Stored data:

>> START

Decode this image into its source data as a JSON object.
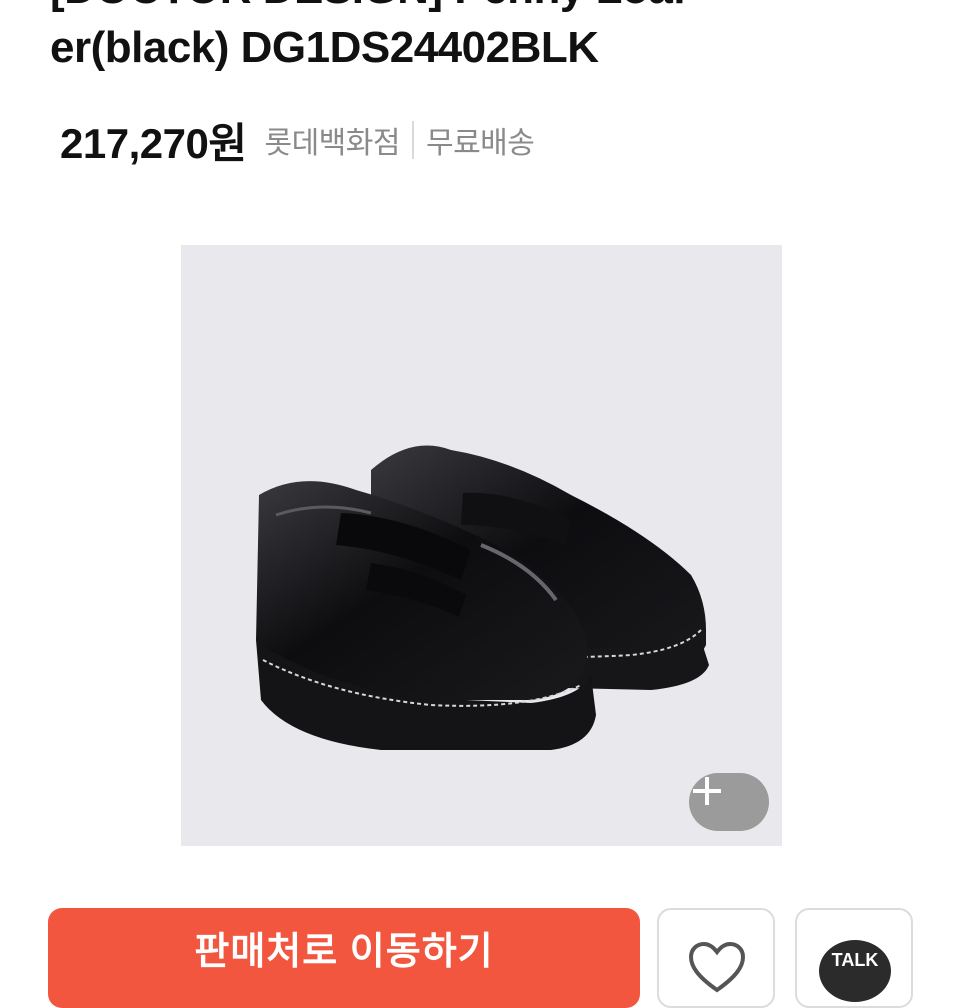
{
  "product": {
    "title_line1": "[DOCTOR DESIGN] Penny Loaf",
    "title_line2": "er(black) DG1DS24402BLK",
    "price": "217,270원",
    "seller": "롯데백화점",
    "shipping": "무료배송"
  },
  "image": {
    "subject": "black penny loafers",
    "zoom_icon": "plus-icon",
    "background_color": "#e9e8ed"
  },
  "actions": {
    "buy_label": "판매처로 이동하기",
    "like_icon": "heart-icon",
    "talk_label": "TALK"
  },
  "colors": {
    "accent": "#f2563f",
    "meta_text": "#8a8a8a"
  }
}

>> END
>> START

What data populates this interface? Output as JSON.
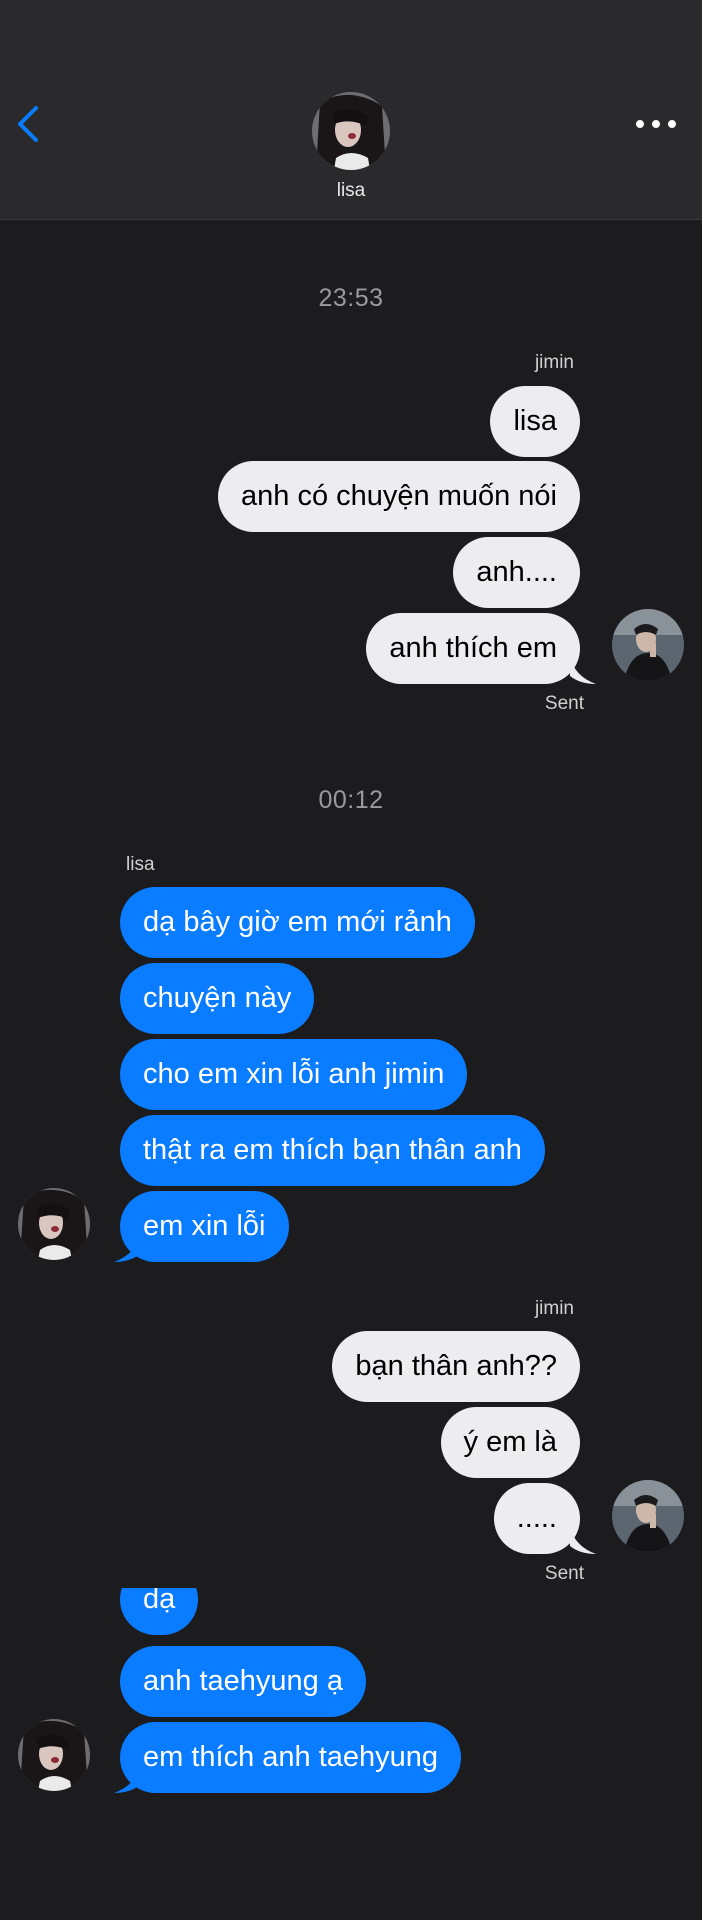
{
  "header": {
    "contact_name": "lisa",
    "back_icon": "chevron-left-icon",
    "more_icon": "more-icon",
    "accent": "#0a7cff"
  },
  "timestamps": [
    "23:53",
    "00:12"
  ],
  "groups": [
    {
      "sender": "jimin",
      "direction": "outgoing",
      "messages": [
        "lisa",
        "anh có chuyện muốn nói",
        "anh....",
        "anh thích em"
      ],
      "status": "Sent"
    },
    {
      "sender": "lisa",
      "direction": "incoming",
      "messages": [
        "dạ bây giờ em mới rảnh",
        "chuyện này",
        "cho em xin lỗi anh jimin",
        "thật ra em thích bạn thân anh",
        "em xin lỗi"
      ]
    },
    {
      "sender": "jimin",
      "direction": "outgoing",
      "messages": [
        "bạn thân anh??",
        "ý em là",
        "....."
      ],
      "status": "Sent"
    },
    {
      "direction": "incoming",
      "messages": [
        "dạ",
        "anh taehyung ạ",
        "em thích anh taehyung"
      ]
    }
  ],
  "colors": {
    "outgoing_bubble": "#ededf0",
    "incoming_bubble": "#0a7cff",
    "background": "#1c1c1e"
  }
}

>> END

What the task requires: Extract from the data every line where "taehyung" shows up.

Exercise result:
        "anh taehyung ạ",
        "em thích anh taehyung"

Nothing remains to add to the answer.